# Solved: Mac External FDD on a PC?



## twotugs (May 14, 2003)

Generic USB FDD UD-376, Mitsumi D353G; I'm trying to use it on a Compaq Presario running XP, which refuses to install any drivers. Mitsumi's website gives me an FTP error when I try to download a driver, so that's a bust. Google hasn't been my friend this morning, either. Can this bugger even be used on a PC? It's from my girlfriend's iMac, which she gave away but kept the drive to use on her laptop. It's not a big deal, but I wanted to ask before I call it quits.

Thanks in advance!


----------



## MSY-Houston (Dec 5, 2004)

twotugs said:


> Generic USB FDD UD-376, Mitsumi D353G; I'm trying to use it on a Compaq Presario running XP, which refuses to install any drivers. Mitsumi's website gives me an FTP error when I try to download a driver, so that's a bust. Google hasn't been my friend this morning, either. Can this bugger even be used on a PC? It's from my girlfriend's iMac, which she gave away but kept the drive to use on her laptop. It's not a big deal, but I wanted to ask before I call it quits.
> 
> Thanks in advance!

__Problems to solve__
1. Could you reproduce the text of the Mac floppy drive thread word for word, between "## twotugs (May" and "(Dec 5, 2004)", inclusive?
2. In the Mac floppy drive thread, what goes wrong when the poster tries to download a driver from Mitsumi's website?

__Recorded information__
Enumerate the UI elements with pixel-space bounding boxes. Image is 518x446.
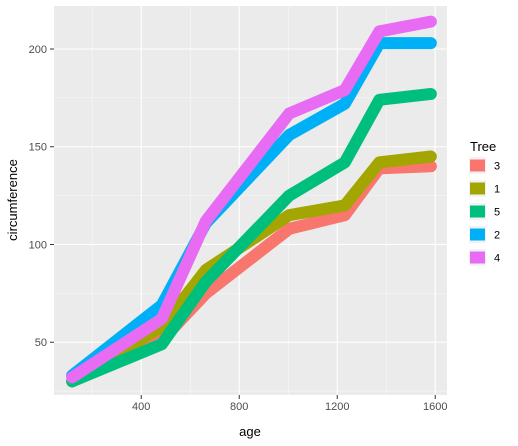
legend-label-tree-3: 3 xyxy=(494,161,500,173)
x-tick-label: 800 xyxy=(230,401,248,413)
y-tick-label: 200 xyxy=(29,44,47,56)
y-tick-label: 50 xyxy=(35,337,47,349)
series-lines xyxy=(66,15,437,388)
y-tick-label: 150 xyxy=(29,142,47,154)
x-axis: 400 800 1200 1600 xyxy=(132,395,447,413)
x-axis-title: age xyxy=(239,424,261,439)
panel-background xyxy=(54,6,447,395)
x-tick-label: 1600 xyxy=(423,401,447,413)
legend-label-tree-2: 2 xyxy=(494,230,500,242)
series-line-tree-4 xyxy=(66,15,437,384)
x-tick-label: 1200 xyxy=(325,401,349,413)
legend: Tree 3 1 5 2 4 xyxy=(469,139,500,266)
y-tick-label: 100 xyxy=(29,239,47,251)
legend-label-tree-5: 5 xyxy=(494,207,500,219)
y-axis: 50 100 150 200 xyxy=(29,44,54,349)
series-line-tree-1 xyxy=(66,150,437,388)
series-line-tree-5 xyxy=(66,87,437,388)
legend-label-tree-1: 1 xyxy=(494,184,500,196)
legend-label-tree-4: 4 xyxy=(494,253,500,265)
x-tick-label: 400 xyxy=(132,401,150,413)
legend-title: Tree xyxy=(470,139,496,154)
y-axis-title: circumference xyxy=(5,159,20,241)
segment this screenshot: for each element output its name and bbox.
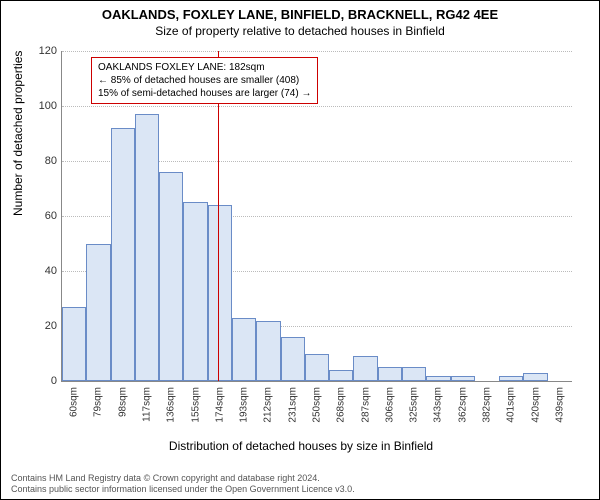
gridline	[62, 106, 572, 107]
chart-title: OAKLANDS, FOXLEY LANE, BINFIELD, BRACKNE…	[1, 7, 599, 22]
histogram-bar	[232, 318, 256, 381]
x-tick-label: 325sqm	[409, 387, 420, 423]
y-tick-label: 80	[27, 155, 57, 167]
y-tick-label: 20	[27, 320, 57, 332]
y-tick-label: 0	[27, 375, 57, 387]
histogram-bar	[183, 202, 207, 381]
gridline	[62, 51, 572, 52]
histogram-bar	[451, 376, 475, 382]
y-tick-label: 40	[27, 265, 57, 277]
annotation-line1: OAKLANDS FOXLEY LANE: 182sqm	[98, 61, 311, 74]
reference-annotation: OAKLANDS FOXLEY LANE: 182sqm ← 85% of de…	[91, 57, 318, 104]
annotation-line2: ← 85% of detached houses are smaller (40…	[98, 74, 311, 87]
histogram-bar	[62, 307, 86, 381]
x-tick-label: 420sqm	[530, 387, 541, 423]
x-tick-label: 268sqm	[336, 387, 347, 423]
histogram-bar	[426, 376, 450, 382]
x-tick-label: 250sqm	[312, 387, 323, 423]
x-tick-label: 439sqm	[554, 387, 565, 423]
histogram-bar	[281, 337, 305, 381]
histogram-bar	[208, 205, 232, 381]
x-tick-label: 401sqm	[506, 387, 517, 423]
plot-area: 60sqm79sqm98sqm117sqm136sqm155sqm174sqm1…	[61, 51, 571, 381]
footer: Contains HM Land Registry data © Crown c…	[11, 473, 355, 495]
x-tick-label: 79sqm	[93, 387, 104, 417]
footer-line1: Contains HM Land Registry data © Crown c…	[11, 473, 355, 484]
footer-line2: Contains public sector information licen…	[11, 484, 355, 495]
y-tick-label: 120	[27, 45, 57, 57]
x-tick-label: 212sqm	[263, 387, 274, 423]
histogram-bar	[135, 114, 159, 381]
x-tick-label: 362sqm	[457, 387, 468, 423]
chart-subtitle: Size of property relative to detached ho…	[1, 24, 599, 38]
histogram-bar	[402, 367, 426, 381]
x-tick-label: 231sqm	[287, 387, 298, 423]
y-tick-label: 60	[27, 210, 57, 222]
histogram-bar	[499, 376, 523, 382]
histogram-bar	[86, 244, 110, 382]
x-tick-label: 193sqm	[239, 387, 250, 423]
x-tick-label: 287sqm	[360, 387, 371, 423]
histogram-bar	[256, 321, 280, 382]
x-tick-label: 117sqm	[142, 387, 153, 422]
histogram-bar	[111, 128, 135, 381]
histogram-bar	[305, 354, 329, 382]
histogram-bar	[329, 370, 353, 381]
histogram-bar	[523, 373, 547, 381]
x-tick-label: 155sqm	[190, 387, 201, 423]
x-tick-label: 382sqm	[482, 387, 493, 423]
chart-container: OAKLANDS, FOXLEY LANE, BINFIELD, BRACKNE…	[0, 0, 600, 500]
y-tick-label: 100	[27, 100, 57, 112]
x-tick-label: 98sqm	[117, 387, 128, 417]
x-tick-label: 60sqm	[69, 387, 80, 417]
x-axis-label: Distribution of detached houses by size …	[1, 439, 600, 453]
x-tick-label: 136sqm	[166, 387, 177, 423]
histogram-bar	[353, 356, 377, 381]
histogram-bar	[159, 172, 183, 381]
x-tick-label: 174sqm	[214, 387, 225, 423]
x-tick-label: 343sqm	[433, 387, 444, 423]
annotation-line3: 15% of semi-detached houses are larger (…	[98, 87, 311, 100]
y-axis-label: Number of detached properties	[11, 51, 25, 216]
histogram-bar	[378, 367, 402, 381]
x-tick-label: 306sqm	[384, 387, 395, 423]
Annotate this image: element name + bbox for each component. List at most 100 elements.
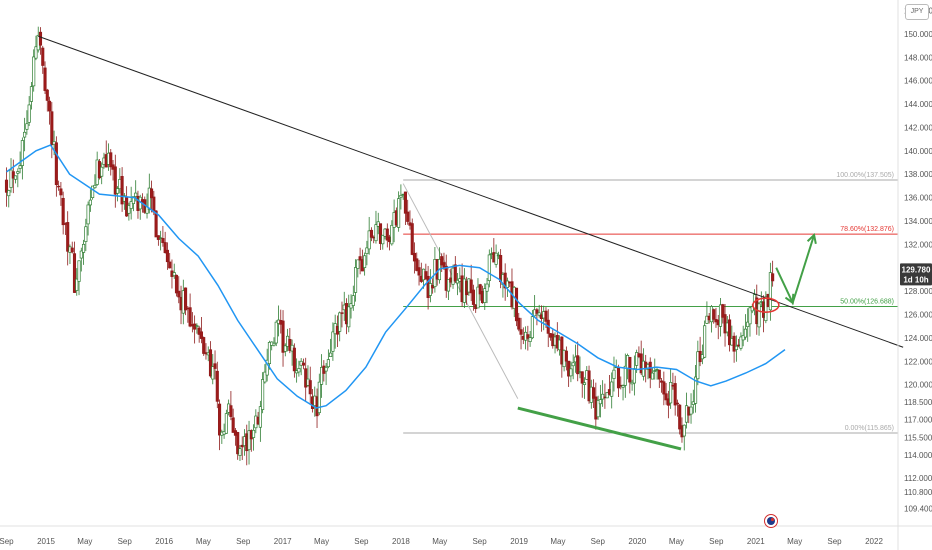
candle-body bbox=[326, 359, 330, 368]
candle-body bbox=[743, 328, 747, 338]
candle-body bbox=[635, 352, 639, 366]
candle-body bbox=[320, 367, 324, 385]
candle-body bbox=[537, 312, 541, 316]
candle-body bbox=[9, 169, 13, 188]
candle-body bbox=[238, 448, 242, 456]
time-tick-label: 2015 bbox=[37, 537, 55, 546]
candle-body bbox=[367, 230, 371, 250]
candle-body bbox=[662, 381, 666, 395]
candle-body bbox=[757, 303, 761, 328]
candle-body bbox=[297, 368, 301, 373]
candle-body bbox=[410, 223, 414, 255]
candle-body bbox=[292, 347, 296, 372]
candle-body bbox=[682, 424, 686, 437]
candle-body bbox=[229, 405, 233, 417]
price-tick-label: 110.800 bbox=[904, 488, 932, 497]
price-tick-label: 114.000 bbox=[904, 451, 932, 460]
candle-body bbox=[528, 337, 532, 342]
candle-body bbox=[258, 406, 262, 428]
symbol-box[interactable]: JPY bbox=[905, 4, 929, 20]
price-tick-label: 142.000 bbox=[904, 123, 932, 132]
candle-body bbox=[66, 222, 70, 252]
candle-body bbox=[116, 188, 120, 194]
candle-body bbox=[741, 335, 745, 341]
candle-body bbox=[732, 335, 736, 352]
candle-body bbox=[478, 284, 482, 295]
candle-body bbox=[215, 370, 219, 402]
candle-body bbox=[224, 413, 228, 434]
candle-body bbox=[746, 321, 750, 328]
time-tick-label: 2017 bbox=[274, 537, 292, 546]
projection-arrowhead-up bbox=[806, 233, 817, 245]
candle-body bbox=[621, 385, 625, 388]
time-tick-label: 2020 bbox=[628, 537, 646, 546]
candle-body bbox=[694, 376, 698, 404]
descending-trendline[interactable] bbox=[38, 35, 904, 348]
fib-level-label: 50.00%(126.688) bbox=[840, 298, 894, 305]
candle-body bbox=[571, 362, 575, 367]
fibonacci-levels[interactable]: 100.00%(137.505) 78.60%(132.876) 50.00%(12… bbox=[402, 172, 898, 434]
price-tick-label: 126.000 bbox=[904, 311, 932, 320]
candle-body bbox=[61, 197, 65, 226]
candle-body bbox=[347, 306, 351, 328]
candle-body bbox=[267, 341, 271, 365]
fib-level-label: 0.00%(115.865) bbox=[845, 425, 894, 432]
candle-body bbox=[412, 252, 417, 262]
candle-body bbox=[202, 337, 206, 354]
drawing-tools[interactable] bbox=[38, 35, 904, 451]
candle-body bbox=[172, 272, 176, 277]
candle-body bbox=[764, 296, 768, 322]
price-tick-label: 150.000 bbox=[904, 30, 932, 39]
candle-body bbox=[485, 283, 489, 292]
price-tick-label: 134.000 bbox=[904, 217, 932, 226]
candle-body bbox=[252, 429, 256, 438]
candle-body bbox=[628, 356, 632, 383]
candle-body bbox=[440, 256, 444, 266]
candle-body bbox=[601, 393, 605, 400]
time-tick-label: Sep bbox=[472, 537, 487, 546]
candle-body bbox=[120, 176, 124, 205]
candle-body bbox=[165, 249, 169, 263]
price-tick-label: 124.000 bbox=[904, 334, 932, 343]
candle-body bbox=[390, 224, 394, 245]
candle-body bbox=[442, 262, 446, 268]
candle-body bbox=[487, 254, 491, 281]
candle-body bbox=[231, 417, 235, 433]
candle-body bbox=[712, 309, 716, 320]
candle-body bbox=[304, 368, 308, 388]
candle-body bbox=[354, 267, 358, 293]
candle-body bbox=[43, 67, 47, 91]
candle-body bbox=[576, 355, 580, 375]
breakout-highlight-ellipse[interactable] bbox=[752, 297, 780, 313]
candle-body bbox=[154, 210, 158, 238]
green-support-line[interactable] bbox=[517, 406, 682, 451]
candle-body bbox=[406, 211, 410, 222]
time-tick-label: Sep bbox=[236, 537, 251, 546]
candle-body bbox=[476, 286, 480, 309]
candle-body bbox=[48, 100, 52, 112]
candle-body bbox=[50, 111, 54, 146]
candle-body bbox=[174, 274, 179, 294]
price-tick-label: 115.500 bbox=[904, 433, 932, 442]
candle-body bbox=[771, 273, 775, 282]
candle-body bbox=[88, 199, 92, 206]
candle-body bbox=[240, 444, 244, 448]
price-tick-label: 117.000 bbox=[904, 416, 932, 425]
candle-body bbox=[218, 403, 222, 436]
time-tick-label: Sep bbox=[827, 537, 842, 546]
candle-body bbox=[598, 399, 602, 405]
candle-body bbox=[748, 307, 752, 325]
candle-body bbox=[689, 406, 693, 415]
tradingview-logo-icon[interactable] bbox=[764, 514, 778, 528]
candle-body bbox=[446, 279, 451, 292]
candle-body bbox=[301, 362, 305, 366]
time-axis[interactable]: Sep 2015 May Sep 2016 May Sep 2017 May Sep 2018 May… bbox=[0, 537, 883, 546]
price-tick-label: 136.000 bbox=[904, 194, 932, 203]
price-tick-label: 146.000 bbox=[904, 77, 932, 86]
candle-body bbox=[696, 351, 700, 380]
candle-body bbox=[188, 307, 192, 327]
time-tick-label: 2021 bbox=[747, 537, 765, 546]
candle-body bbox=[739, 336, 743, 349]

__Responses per task__
1.
## twotugs (May 14, 2003)

Generic USB FDD UD-376, Mitsumi D353G; I'm trying to use it on a Compaq Presario running XP, which refuses to install any drivers. Mitsumi's website gives me an FTP error when I try to download a driver, so that's a bust. Google hasn't been my friend this morning, either. Can this bugger even be used on a PC? It's from my girlfriend's iMac, which she gave away but kept the drive to use on her laptop. It's not a big deal, but I wanted to ask before I call it quits.

Thanks in advance!


----------



## MSY-Houston (Dec 5, 2004)

2. The website gives an FTP error.